§ Supplied data
>> START

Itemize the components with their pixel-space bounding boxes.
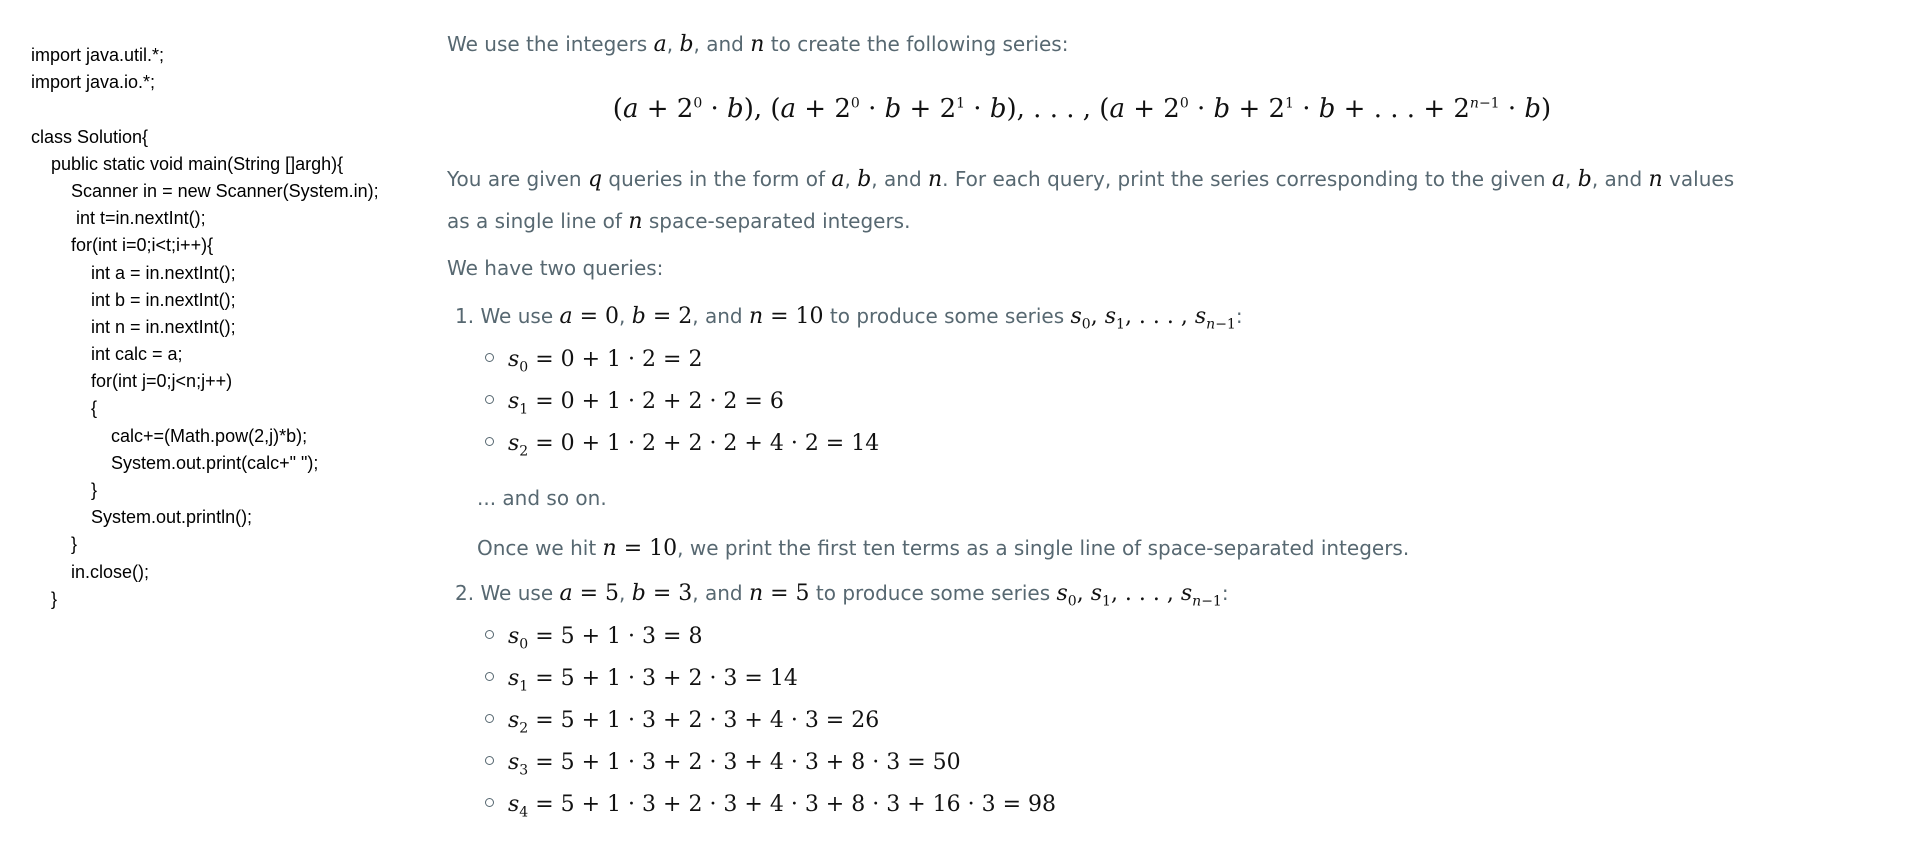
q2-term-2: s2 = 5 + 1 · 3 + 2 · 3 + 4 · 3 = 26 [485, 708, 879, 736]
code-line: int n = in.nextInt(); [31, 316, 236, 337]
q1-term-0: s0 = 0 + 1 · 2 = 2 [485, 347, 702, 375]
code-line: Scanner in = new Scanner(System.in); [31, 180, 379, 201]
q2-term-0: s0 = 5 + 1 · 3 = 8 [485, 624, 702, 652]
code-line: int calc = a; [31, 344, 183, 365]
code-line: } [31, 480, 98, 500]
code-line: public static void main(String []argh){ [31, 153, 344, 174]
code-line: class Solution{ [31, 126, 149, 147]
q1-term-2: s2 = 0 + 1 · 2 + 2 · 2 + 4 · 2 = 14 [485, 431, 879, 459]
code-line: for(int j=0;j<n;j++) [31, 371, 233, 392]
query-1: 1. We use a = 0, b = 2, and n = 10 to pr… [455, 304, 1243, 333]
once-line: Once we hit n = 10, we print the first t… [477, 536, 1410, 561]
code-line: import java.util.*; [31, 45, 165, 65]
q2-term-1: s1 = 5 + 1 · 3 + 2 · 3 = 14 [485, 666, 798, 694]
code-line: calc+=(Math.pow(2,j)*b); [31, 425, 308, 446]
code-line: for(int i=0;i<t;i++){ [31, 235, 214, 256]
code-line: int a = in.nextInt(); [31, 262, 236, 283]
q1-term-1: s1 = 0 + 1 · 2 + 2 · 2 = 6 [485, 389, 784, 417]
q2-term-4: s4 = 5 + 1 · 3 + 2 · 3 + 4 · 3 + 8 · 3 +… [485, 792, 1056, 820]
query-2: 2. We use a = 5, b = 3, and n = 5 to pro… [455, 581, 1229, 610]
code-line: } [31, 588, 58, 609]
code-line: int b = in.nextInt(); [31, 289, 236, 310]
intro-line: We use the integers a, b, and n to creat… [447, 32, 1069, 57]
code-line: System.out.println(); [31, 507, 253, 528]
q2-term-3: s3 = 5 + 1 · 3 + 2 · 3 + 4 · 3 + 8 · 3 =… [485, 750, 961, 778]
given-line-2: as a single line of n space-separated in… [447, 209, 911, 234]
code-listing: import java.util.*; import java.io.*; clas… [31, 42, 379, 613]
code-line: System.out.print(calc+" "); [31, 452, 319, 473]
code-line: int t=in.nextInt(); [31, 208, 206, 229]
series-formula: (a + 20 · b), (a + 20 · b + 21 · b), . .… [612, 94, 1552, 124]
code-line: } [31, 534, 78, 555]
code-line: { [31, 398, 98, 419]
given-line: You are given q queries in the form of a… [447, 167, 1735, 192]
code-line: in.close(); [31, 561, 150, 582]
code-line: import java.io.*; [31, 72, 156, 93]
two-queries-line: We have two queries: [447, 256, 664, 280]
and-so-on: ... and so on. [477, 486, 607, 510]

>> END
>> START

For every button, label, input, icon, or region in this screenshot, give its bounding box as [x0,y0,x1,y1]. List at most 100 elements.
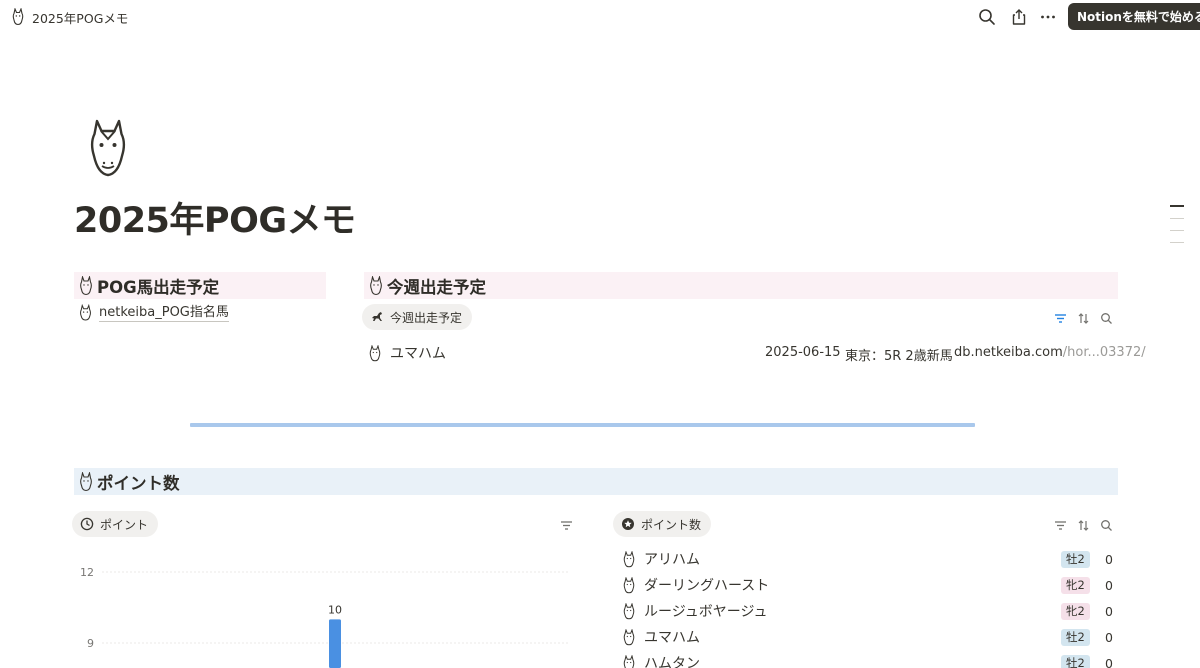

>> END

Rewrite the items from the line with "Itemize the components" up to and including the line with "code-line: in.close(); [31, 561, 150, 582]", changing every "calc" to "total" and keeping everything else the same. Leave the pictures out of your answer.

§ Task solution
Itemize the components with their pixel-space bounding boxes.
q2-term-2: s2 = 5 + 1 · 3 + 2 · 3 + 4 · 3 = 26 [485, 708, 879, 736]
code-line: int n = in.nextInt(); [31, 316, 236, 337]
q1-term-0: s0 = 0 + 1 · 2 = 2 [485, 347, 702, 375]
code-line: Scanner in = new Scanner(System.in); [31, 180, 379, 201]
q2-term-0: s0 = 5 + 1 · 3 = 8 [485, 624, 702, 652]
code-line: int total = a; [31, 344, 183, 365]
code-line: } [31, 480, 98, 500]
code-line: public static void main(String []argh){ [31, 153, 344, 174]
code-line: class Solution{ [31, 126, 149, 147]
q1-term-2: s2 = 0 + 1 · 2 + 2 · 2 + 4 · 2 = 14 [485, 431, 879, 459]
code-line: for(int j=0;j<n;j++) [31, 371, 233, 392]
query-1: 1. We use a = 0, b = 2, and n = 10 to pr… [455, 304, 1243, 333]
once-line: Once we hit n = 10, we print the first t… [477, 536, 1410, 561]
code-line: import java.util.*; [31, 45, 165, 65]
q2-term-1: s1 = 5 + 1 · 3 + 2 · 3 = 14 [485, 666, 798, 694]
code-line: total+=(Math.pow(2,j)*b); [31, 425, 308, 446]
code-line: for(int i=0;i<t;i++){ [31, 235, 214, 256]
code-line: int a = in.nextInt(); [31, 262, 236, 283]
q1-term-1: s1 = 0 + 1 · 2 + 2 · 2 = 6 [485, 389, 784, 417]
q2-term-4: s4 = 5 + 1 · 3 + 2 · 3 + 4 · 3 + 8 · 3 +… [485, 792, 1056, 820]
query-2: 2. We use a = 5, b = 3, and n = 5 to pro… [455, 581, 1229, 610]
code-line: } [31, 588, 58, 609]
code-line: int b = in.nextInt(); [31, 289, 236, 310]
intro-line: We use the integers a, b, and n to creat… [447, 32, 1069, 57]
code-line: System.out.println(); [31, 507, 253, 528]
q2-term-3: s3 = 5 + 1 · 3 + 2 · 3 + 4 · 3 + 8 · 3 =… [485, 750, 961, 778]
given-line-2: as a single line of n space-separated in… [447, 209, 911, 234]
code-listing: import java.util.*; import java.io.*; clas… [31, 42, 379, 613]
code-line: System.out.print(total+" "); [31, 452, 319, 473]
code-line: int t=in.nextInt(); [31, 208, 206, 229]
series-formula: (a + 20 · b), (a + 20 · b + 21 · b), . .… [612, 94, 1552, 124]
code-line: } [31, 534, 78, 555]
code-line: { [31, 398, 98, 419]
given-line: You are given q queries in the form of a… [447, 167, 1735, 192]
code-line: in.close(); [31, 561, 150, 582]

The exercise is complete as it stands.